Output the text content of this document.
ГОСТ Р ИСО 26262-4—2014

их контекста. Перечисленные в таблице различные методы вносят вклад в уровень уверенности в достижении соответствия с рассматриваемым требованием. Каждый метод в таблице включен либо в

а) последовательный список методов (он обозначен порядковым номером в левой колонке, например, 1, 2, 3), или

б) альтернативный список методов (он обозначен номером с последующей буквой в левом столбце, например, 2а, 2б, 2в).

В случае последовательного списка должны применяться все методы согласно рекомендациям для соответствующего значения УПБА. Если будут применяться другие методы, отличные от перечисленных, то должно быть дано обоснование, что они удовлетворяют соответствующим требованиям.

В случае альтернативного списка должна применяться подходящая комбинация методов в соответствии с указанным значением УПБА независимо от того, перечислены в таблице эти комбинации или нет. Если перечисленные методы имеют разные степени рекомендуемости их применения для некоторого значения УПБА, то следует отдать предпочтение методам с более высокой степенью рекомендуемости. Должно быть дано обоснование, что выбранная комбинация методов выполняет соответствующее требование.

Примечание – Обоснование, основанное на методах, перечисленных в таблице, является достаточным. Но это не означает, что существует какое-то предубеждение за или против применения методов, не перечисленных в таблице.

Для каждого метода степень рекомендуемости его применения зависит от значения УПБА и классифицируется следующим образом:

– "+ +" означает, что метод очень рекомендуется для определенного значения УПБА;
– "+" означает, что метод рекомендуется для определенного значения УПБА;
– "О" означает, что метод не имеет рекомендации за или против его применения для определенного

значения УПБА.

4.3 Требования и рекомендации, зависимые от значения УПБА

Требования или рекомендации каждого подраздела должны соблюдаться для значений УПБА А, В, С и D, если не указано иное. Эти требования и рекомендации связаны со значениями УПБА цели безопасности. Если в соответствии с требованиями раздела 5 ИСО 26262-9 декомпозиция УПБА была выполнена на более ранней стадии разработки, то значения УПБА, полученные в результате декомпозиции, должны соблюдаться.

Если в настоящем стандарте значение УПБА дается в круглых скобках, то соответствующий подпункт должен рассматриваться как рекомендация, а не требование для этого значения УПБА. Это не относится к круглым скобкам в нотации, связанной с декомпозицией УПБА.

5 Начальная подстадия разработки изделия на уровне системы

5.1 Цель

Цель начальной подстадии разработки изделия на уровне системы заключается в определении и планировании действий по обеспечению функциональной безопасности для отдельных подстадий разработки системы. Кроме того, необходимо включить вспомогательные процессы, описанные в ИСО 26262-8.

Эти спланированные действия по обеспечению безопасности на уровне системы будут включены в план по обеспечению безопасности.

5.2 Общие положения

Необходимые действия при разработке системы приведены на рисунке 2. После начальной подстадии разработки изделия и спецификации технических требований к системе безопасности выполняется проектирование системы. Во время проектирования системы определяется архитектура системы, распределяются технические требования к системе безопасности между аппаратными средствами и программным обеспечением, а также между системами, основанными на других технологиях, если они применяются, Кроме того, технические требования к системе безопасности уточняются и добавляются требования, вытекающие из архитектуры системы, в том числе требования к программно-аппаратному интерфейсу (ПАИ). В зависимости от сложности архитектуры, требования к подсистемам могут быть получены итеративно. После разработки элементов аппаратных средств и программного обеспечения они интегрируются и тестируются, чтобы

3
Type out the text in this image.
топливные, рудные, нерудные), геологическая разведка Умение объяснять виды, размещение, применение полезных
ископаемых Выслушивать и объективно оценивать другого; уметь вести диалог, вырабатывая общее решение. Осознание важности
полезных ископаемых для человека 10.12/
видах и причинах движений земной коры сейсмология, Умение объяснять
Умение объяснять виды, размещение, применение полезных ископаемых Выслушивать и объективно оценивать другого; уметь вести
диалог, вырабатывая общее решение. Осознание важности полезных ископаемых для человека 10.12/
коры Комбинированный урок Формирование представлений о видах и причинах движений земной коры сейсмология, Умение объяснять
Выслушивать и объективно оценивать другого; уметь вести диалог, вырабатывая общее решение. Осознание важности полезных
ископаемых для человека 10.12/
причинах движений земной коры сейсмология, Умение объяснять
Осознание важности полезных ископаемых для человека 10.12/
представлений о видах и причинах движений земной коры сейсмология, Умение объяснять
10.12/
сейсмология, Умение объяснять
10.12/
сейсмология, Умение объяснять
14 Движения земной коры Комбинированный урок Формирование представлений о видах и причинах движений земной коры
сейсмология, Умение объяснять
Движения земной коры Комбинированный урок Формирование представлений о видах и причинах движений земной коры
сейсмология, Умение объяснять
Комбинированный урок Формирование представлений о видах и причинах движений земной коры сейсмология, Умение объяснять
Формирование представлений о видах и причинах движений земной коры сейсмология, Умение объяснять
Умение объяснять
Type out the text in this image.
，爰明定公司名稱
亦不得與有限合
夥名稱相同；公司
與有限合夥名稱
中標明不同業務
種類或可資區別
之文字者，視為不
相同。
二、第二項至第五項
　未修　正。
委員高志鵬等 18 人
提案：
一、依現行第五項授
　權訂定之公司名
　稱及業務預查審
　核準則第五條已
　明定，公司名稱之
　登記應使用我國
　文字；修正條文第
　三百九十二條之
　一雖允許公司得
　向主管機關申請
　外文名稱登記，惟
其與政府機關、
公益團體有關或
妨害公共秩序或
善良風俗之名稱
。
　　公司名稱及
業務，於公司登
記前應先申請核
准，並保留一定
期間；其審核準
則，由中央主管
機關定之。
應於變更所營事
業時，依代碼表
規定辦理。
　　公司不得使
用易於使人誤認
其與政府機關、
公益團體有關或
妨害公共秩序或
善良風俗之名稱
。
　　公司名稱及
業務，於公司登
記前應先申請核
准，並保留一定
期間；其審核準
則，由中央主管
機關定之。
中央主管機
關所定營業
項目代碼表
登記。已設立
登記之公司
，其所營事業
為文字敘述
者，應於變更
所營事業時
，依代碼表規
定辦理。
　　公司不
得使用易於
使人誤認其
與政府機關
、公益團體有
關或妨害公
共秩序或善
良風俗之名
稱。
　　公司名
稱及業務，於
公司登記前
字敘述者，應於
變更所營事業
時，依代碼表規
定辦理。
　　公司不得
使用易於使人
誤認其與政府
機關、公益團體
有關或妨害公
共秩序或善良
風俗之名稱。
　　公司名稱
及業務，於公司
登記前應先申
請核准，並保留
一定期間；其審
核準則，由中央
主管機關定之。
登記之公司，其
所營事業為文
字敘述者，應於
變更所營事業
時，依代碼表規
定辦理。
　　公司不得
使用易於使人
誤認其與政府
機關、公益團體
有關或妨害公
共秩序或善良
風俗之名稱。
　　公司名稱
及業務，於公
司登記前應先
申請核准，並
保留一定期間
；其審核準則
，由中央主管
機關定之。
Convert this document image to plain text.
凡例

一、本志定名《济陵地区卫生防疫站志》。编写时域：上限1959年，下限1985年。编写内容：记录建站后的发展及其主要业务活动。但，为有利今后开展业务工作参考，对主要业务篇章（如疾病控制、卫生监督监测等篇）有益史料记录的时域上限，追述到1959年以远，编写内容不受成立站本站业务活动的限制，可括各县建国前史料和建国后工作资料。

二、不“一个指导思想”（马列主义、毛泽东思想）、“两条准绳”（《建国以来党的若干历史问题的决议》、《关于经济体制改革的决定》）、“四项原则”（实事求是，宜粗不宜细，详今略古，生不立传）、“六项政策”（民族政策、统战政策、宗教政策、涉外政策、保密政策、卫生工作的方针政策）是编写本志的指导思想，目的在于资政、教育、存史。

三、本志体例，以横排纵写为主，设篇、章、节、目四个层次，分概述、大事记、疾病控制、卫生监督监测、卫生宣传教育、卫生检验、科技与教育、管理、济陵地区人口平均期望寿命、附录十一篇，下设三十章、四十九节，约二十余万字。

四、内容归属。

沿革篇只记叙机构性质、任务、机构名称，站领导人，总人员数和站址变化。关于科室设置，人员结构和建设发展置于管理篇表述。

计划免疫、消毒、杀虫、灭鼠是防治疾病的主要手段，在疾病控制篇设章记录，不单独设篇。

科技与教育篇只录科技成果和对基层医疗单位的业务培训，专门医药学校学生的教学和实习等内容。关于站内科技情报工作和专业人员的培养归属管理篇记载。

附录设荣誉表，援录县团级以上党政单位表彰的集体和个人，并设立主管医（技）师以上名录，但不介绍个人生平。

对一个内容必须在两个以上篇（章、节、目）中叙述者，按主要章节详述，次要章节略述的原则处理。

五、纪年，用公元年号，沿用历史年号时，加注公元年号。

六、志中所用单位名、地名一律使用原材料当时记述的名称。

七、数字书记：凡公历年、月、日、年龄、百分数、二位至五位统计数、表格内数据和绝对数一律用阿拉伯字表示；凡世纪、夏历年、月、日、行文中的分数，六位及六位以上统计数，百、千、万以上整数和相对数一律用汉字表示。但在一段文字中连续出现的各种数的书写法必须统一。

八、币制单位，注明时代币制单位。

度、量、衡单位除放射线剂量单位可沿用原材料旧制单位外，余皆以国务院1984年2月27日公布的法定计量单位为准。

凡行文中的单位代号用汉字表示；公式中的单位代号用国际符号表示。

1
# # # # #
> [WRITTEN REQUEST]:
Take every line above carrying "применение" and return it.

> [TASK RESPONSE]:
топливные, рудные, нерудные), геологическая разведка Умение объяснять виды, размещение, применение полезных
Умение объяснять виды, размещение, применение полезных ископаемых Выслушивать и объективно оценивать другого; уметь вести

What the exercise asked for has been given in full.